**SHORT PROBLEM**.
Determine how many lines include "from". Give the number and nothing else.

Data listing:
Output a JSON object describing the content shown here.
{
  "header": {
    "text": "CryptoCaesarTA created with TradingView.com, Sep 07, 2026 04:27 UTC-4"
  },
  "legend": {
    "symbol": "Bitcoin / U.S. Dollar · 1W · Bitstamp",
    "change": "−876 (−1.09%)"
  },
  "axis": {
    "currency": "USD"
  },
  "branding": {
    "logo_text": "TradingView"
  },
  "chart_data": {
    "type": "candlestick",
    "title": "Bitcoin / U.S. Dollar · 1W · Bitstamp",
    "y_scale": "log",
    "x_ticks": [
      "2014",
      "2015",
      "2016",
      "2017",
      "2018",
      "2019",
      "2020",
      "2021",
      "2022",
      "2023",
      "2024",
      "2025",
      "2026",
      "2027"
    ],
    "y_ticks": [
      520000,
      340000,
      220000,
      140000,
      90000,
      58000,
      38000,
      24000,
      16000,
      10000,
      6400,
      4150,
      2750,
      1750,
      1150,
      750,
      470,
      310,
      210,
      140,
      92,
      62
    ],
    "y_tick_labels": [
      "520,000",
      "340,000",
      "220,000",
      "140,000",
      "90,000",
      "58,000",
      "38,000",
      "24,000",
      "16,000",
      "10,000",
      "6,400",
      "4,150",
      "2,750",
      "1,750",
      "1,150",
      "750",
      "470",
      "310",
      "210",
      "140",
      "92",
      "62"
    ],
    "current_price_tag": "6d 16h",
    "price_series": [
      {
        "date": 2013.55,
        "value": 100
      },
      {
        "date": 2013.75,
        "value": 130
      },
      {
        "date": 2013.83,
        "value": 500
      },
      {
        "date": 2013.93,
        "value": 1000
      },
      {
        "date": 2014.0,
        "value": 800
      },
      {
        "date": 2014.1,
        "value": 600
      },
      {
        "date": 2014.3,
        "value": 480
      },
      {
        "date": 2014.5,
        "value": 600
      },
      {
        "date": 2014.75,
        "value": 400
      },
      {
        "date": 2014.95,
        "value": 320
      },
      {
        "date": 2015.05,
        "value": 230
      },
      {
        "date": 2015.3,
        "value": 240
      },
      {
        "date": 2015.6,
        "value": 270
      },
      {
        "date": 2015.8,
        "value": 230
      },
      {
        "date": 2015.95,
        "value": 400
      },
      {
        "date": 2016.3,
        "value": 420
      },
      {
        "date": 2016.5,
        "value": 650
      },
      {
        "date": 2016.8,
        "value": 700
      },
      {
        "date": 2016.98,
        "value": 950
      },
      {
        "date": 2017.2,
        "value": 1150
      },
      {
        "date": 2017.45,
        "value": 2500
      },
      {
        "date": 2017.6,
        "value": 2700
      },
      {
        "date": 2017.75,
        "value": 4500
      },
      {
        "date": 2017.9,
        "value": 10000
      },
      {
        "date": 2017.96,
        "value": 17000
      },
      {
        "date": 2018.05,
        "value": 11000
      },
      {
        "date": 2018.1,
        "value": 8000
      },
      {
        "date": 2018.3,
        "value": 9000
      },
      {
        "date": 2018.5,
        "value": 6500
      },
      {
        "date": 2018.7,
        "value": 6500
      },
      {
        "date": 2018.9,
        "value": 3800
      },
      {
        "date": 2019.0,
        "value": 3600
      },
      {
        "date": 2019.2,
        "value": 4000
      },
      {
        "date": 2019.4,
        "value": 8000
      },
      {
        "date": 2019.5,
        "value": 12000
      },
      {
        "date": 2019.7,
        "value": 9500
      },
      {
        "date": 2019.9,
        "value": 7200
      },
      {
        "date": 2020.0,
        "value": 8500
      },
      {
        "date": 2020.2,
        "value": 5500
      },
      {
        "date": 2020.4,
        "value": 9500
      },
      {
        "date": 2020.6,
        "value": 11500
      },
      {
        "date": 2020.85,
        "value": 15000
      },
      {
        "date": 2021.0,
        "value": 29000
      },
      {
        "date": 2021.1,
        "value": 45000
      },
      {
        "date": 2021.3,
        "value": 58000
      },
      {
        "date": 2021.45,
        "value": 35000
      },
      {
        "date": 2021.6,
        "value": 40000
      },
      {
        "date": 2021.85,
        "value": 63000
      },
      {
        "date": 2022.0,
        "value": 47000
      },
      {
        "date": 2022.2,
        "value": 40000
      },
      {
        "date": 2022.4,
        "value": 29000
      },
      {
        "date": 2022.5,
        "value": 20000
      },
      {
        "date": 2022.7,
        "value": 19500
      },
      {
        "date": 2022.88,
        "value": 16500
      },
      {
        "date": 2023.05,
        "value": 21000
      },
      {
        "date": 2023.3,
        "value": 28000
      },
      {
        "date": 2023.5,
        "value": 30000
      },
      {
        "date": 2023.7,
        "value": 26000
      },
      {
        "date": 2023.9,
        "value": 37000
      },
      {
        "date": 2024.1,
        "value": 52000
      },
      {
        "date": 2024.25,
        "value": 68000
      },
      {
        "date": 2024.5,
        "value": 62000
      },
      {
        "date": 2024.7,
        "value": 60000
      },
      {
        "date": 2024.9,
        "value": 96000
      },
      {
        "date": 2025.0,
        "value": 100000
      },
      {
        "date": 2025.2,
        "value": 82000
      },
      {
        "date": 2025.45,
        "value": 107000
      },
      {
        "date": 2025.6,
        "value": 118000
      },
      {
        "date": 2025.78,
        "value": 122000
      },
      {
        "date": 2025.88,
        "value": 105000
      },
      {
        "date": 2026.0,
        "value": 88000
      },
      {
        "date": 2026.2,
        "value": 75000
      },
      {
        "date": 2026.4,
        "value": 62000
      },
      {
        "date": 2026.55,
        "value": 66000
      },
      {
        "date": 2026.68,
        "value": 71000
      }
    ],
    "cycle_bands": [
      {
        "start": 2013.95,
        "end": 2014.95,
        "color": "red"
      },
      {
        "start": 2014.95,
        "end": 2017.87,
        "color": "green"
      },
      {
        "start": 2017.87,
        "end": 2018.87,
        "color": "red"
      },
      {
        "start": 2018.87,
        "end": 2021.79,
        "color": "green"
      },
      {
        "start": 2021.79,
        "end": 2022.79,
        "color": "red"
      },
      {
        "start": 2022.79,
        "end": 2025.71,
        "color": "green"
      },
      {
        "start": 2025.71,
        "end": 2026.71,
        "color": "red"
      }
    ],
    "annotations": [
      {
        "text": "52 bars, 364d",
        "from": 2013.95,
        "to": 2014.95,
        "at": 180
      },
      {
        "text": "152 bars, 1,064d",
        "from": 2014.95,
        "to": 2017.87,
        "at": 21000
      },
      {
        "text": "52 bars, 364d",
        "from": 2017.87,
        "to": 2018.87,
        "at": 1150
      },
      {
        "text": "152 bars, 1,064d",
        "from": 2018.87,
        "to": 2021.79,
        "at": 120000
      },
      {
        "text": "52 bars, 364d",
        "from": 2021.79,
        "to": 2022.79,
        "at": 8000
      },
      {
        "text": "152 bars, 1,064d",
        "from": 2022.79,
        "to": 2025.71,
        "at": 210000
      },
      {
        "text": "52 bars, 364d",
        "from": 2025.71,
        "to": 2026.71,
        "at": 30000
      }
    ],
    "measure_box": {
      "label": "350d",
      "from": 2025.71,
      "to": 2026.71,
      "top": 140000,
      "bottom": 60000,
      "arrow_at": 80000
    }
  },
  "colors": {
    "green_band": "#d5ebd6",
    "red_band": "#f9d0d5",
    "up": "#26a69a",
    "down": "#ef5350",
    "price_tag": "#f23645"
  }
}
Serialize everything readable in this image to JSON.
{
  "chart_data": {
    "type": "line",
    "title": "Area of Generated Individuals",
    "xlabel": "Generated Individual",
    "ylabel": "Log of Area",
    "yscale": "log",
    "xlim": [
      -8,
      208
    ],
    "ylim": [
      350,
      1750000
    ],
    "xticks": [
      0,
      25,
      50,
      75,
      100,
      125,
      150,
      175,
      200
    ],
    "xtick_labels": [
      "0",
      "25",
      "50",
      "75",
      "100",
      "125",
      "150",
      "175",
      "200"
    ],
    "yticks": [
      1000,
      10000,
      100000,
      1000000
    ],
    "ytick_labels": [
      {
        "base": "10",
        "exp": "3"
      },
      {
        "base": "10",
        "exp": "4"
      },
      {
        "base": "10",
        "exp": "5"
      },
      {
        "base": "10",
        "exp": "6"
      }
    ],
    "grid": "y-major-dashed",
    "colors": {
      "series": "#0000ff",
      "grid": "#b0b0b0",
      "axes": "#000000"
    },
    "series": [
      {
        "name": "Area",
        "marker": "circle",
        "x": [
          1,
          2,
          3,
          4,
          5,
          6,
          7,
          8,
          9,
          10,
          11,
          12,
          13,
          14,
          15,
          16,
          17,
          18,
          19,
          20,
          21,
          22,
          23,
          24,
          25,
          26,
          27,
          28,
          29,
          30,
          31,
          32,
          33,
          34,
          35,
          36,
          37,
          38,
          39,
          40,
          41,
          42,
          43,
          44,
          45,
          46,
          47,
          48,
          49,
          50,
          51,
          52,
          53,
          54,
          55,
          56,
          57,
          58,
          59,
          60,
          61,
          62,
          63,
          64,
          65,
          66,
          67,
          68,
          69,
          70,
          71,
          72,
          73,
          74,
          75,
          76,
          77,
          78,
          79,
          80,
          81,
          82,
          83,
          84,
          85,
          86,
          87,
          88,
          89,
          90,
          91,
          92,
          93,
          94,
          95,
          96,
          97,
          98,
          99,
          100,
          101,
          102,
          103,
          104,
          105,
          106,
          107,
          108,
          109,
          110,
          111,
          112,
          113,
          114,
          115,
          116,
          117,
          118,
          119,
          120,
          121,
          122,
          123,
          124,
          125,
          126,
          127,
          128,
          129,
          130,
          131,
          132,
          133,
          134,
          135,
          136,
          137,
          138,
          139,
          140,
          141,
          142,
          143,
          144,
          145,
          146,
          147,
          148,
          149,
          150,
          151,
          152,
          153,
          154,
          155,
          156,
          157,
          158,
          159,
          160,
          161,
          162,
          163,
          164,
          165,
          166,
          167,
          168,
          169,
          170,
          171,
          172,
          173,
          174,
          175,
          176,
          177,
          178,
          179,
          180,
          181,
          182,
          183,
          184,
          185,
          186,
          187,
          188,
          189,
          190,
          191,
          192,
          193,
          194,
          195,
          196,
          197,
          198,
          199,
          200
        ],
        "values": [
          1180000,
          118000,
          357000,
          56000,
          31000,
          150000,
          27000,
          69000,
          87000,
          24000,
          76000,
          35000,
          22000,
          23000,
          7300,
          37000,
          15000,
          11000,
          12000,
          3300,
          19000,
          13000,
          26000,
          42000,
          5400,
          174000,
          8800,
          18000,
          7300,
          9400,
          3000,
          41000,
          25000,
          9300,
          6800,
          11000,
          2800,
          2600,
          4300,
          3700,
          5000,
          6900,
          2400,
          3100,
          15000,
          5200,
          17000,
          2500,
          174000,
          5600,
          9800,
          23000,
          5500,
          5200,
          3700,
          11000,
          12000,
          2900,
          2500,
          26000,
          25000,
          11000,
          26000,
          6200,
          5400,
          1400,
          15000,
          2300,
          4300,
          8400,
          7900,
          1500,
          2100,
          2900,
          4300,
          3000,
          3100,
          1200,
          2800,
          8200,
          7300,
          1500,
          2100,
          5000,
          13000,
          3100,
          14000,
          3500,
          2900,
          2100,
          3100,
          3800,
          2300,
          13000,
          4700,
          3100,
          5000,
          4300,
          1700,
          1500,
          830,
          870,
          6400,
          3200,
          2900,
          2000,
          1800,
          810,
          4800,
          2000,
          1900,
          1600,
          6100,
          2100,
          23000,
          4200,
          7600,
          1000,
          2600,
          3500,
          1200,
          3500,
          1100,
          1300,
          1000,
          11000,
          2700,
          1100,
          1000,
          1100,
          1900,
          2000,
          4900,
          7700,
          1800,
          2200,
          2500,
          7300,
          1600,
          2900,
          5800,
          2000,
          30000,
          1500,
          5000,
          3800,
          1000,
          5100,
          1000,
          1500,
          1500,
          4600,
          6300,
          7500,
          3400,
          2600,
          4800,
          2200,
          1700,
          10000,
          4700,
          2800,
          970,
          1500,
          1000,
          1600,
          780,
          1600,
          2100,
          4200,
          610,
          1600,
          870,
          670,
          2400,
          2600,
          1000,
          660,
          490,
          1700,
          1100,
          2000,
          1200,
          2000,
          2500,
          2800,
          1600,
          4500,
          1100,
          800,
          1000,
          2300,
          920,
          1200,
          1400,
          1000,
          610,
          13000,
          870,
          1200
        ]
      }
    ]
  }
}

**TASK ANSWER**.
8